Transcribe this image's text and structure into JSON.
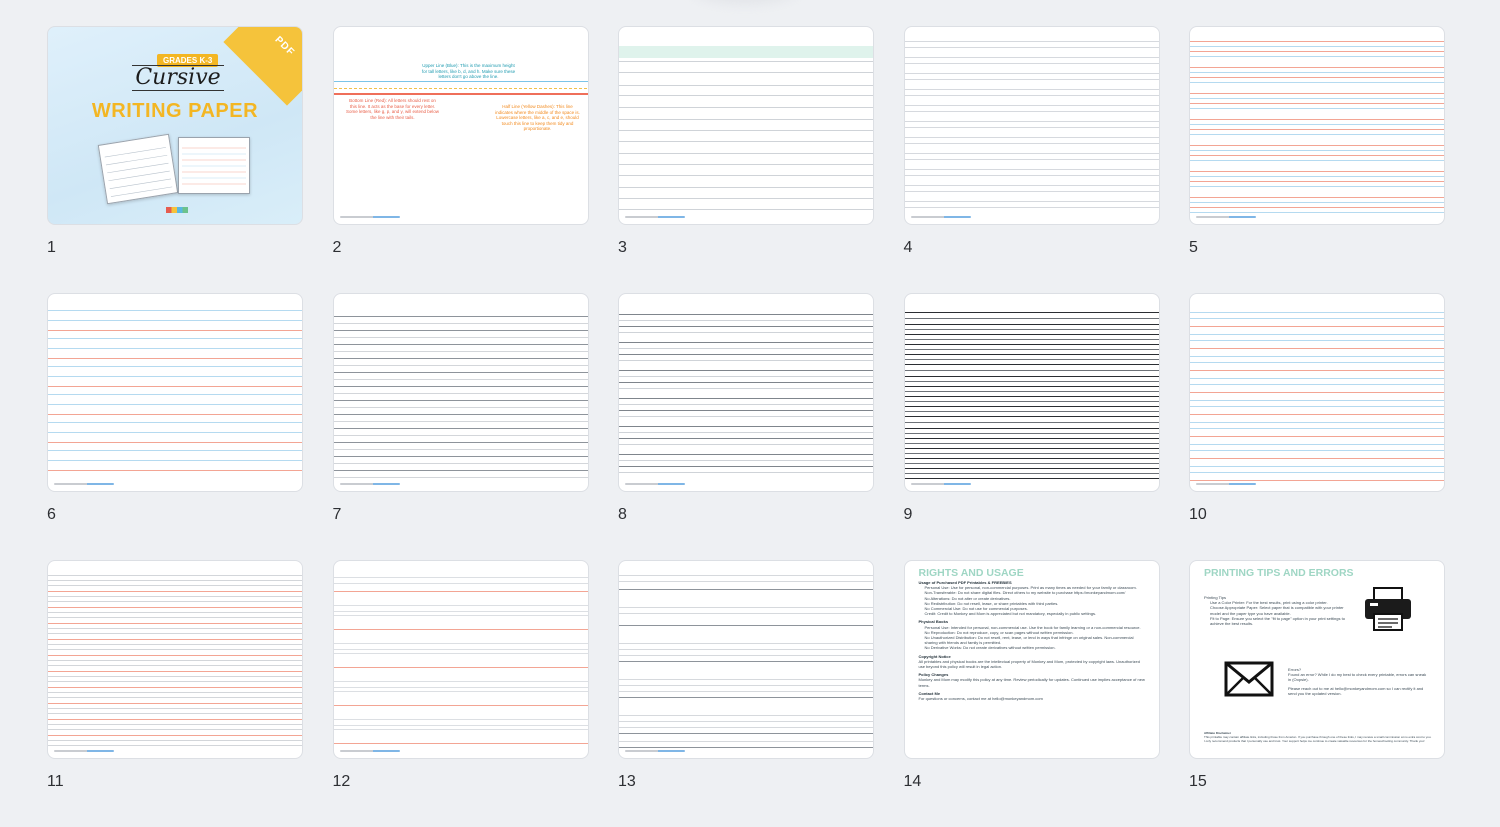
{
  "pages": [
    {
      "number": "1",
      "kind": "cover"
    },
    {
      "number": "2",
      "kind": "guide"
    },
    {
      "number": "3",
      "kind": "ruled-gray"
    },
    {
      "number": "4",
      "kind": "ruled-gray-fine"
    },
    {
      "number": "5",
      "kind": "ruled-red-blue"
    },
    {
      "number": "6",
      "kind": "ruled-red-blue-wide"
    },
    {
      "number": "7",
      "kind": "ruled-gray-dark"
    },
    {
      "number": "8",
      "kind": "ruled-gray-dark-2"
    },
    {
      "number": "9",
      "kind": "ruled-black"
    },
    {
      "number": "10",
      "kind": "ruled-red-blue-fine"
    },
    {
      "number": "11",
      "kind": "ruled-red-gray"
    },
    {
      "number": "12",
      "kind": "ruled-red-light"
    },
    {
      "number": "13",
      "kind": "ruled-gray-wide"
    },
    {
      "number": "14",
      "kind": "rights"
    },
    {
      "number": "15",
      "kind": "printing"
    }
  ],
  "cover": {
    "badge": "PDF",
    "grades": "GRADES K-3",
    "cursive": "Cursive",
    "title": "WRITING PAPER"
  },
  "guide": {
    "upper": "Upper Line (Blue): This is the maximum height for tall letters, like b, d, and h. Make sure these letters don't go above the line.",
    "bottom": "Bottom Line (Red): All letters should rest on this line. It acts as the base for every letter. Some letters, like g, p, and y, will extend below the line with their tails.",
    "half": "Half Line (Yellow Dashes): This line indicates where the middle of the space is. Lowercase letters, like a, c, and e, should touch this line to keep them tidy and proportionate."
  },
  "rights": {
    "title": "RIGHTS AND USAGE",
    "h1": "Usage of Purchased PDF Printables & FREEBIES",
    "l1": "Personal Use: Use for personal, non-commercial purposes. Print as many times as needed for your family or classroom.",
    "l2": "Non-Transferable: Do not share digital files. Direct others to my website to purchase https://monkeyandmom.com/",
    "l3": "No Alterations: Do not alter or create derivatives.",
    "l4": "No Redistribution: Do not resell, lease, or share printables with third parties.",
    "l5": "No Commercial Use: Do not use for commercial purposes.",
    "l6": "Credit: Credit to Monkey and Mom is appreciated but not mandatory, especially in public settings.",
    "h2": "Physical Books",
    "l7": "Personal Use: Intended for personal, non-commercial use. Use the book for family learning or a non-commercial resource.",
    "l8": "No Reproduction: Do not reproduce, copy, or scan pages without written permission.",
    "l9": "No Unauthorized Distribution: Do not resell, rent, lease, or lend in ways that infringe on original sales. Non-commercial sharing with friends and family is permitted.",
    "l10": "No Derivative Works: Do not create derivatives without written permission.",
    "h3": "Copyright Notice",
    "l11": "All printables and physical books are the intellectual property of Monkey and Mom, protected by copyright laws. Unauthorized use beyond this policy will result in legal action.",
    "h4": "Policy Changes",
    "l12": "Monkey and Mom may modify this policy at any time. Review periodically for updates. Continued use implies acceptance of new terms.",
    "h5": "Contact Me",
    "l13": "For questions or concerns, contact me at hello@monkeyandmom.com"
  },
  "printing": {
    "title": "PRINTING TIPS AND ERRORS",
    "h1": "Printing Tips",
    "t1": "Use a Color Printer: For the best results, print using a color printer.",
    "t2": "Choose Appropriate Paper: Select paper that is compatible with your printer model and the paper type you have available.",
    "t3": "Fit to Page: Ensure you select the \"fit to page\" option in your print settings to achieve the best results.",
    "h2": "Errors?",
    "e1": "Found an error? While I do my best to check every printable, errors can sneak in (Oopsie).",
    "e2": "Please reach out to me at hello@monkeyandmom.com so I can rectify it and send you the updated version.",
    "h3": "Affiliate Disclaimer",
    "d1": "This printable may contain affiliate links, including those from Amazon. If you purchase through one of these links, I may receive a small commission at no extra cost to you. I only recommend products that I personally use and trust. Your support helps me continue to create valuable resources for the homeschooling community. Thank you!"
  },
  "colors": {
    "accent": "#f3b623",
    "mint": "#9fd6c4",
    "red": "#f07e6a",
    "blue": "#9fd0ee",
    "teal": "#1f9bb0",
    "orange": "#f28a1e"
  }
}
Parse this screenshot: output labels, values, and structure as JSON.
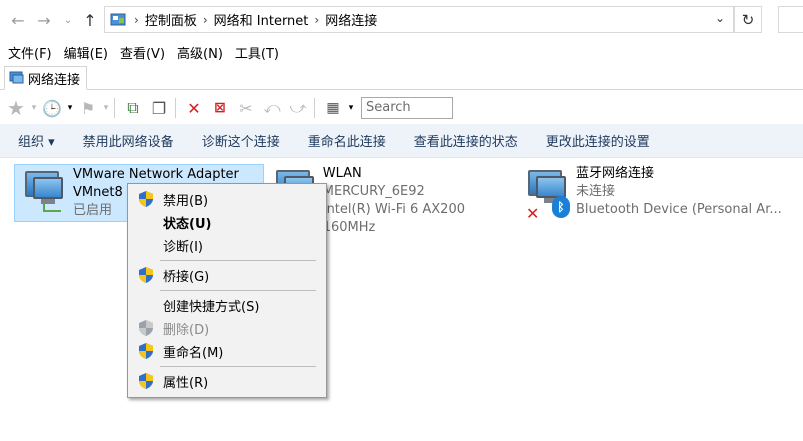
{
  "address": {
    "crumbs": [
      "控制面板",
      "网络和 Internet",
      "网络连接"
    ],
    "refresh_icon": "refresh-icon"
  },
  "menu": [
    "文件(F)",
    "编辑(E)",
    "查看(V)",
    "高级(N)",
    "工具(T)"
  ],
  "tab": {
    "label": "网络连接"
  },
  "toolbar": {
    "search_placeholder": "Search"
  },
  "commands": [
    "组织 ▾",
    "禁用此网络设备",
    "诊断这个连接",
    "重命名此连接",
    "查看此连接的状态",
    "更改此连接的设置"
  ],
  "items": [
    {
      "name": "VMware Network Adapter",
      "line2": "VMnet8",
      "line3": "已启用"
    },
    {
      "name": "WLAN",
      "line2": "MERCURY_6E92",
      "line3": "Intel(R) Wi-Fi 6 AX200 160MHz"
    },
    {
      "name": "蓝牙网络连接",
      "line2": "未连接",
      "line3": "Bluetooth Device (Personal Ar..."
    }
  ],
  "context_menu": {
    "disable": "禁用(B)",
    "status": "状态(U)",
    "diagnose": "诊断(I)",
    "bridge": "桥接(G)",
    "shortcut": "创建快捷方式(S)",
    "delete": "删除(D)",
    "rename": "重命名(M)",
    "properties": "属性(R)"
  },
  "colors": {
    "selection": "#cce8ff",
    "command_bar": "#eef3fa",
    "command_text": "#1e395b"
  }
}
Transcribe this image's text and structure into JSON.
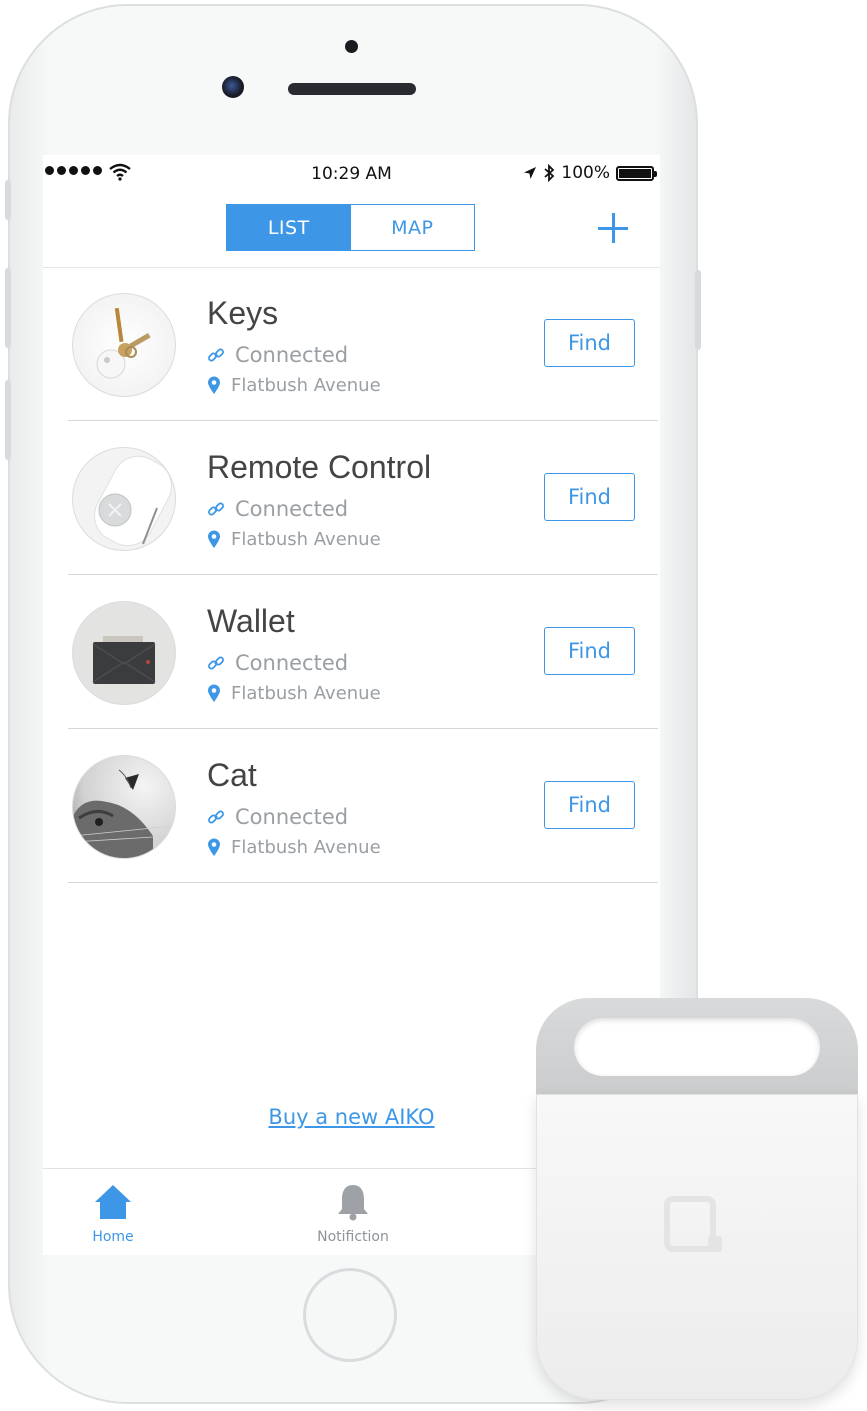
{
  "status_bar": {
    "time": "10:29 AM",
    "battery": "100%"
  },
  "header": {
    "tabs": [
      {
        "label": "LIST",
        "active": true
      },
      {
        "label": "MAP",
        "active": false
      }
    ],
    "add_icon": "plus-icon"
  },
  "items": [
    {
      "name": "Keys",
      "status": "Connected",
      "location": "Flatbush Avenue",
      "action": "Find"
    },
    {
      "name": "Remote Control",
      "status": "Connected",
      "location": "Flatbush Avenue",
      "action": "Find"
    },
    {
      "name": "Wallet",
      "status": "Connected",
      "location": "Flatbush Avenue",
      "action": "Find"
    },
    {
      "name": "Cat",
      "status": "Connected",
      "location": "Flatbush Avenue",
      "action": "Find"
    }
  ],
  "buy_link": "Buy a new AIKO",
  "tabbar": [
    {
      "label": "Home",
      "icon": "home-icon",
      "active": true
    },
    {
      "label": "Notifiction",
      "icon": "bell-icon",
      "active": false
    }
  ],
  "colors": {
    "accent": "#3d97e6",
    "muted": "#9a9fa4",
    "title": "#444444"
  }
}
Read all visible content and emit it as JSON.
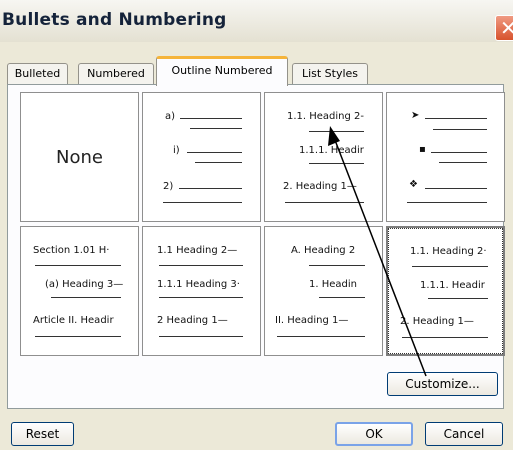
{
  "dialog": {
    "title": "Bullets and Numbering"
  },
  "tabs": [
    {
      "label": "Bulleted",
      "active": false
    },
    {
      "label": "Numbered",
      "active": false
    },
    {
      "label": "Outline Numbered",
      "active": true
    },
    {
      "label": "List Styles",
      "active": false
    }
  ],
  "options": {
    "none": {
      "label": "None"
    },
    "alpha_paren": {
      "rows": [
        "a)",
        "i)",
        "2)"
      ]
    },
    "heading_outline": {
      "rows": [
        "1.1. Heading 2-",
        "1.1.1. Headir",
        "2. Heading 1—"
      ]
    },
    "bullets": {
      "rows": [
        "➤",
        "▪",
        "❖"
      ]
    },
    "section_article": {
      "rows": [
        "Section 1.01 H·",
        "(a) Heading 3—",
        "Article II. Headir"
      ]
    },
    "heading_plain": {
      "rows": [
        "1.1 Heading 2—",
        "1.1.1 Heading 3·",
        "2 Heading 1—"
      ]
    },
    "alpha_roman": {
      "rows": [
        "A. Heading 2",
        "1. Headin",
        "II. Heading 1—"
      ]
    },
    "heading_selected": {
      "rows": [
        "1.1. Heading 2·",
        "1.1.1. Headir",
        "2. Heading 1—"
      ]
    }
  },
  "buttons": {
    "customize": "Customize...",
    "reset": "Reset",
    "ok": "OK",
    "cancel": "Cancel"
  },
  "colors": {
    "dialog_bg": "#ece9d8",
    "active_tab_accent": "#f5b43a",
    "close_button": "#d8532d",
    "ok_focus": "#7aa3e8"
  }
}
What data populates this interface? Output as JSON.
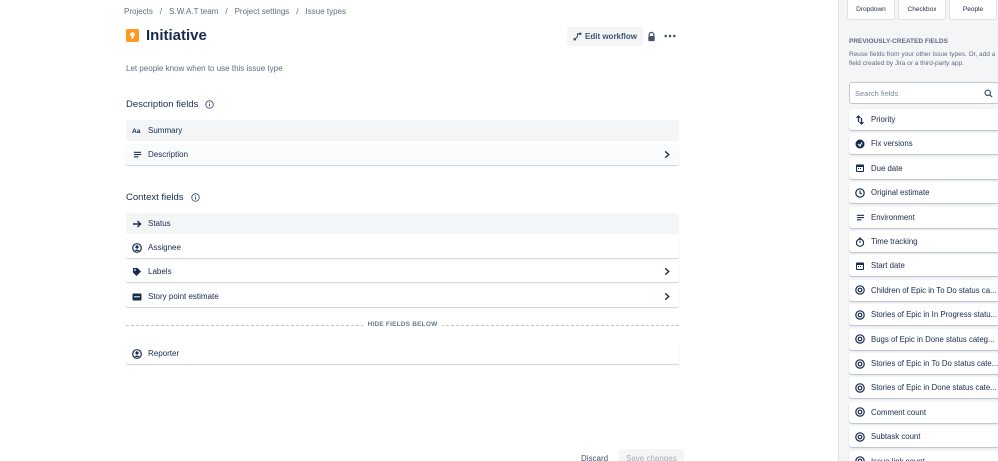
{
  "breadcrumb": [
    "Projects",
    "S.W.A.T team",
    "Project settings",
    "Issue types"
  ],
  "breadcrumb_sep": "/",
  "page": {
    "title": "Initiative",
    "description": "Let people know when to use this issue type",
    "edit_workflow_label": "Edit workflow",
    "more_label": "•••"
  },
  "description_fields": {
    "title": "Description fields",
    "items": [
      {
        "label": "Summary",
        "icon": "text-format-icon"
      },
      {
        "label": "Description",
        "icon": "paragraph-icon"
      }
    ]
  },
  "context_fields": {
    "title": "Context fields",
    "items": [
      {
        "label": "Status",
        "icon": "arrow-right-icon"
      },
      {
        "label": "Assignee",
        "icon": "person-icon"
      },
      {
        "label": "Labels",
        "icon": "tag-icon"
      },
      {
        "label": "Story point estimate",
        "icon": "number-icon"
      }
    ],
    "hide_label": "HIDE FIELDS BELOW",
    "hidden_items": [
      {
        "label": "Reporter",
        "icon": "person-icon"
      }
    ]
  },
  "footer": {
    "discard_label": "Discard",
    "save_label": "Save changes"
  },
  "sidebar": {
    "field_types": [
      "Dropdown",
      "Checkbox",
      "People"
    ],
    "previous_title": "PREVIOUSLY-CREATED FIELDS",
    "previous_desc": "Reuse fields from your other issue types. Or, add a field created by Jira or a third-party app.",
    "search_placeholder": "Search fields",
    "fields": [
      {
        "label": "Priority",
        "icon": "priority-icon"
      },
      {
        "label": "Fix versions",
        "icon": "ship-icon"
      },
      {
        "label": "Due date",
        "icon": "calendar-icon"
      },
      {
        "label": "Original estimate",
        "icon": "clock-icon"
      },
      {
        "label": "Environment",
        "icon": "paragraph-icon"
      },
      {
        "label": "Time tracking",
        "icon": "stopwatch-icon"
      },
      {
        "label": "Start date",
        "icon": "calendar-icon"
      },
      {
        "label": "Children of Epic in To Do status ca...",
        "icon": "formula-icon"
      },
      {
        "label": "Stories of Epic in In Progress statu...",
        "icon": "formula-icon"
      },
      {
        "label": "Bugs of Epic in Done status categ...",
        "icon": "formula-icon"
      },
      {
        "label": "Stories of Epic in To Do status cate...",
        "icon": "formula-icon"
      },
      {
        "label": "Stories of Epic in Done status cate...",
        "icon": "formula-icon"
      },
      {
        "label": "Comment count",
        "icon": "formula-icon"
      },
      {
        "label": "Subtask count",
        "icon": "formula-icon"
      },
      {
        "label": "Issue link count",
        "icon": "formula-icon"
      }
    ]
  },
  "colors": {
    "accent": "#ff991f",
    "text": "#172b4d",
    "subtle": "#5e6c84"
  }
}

· · · · ·

WHAT NEEDS TO BE DONE: Go through the records and gather the lines that hold "gray".

SOLUTION TO THIS EXERCISE:
      "kind": "ruled-gray"
      "kind": "ruled-gray-fine"
      "kind": "ruled-gray-dark"
      "kind": "ruled-gray-dark-2"
      "kind": "ruled-red-gray"
      "kind": "ruled-gray-wide"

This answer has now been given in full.